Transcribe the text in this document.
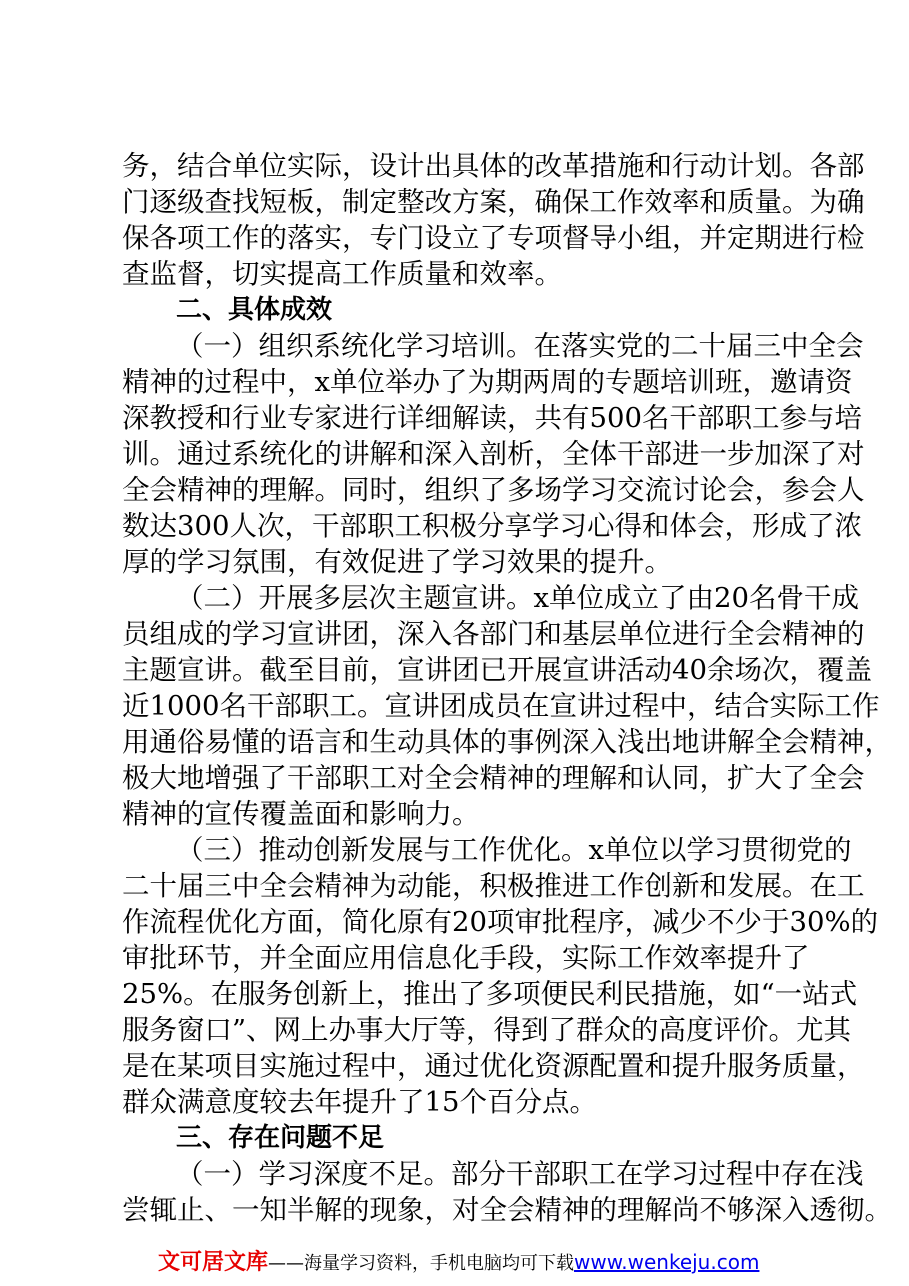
务，结合单位实际，设计出具体的改革措施和行动计划。各部
门逐级查找短板，制定整改方案，确保工作效率和质量。为确
保各项工作的落实，专门设立了专项督导小组，并定期进行检
查监督，切实提高工作质量和效率。
二、具体成效
（一）组织系统化学习培训。在落实党的二十届三中全会
精神的过程中，x单位举办了为期两周的专题培训班，邀请资
深教授和行业专家进行详细解读，共有500名干部职工参与培
训。通过系统化的讲解和深入剖析，全体干部进一步加深了对
全会精神的理解。同时，组织了多场学习交流讨论会，参会人
数达300人次，干部职工积极分享学习心得和体会，形成了浓
厚的学习氛围，有效促进了学习效果的提升。
（二）开展多层次主题宣讲。x单位成立了由20名骨干成
员组成的学习宣讲团，深入各部门和基层单位进行全会精神的
主题宣讲。截至目前，宣讲团已开展宣讲活动40余场次，覆盖
近1000名干部职工。宣讲团成员在宣讲过程中，结合实际工作
用通俗易懂的语言和生动具体的事例深入浅出地讲解全会精神，
极大地增强了干部职工对全会精神的理解和认同，扩大了全会
精神的宣传覆盖面和影响力。
（三）推动创新发展与工作优化。x单位以学习贯彻党的
二十届三中全会精神为动能，积极推进工作创新和发展。在工
作流程优化方面，简化原有20项审批程序，减少不少于30%的
审批环节，并全面应用信息化手段，实际工作效率提升了
25%。在服务创新上，推出了多项便民利民措施，如“一站式
服务窗口”、网上办事大厅等，得到了群众的高度评价。尤其
是在某项目实施过程中，通过优化资源配置和提升服务质量，
群众满意度较去年提升了15个百分点。
三、存在问题不足
（一）学习深度不足。部分干部职工在学习过程中存在浅
尝辄止、一知半解的现象，对全会精神的理解尚不够深入透彻。
文可居文库——海量学习资料，手机电脑均可下载www.wenkeju.com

___

*What to work on*
Reproduce the entries exactly. Do not carry over any picture.

*Exercise output*
Transcribe the text in this document.
务，结合单位实际，设计出具体的改革措施和行动计划。各部
门逐级查找短板，制定整改方案，确保工作效率和质量。为确
保各项工作的落实，专门设立了专项督导小组，并定期进行检
查监督，切实提高工作质量和效率。
二、具体成效
（一）组织系统化学习培训。在落实党的二十届三中全会
精神的过程中，x单位举办了为期两周的专题培训班，邀请资
深教授和行业专家进行详细解读，共有500名干部职工参与培
训。通过系统化的讲解和深入剖析，全体干部进一步加深了对
全会精神的理解。同时，组织了多场学习交流讨论会，参会人
数达300人次，干部职工积极分享学习心得和体会，形成了浓
厚的学习氛围，有效促进了学习效果的提升。
（二）开展多层次主题宣讲。x单位成立了由20名骨干成
员组成的学习宣讲团，深入各部门和基层单位进行全会精神的
主题宣讲。截至目前，宣讲团已开展宣讲活动40余场次，覆盖
近1000名干部职工。宣讲团成员在宣讲过程中，结合实际工作
用通俗易懂的语言和生动具体的事例深入浅出地讲解全会精神，
极大地增强了干部职工对全会精神的理解和认同，扩大了全会
精神的宣传覆盖面和影响力。
（三）推动创新发展与工作优化。x单位以学习贯彻党的
二十届三中全会精神为动能，积极推进工作创新和发展。在工
作流程优化方面，简化原有20项审批程序，减少不少于30%的
审批环节，并全面应用信息化手段，实际工作效率提升了
25%。在服务创新上，推出了多项便民利民措施，如“一站式
服务窗口”、网上办事大厅等，得到了群众的高度评价。尤其
是在某项目实施过程中，通过优化资源配置和提升服务质量，
群众满意度较去年提升了15个百分点。
三、存在问题不足
（一）学习深度不足。部分干部职工在学习过程中存在浅
尝辄止、一知半解的现象，对全会精神的理解尚不够深入透彻。
文可居文库——海量学习资料，手机电脑均可下载www.wenkeju.com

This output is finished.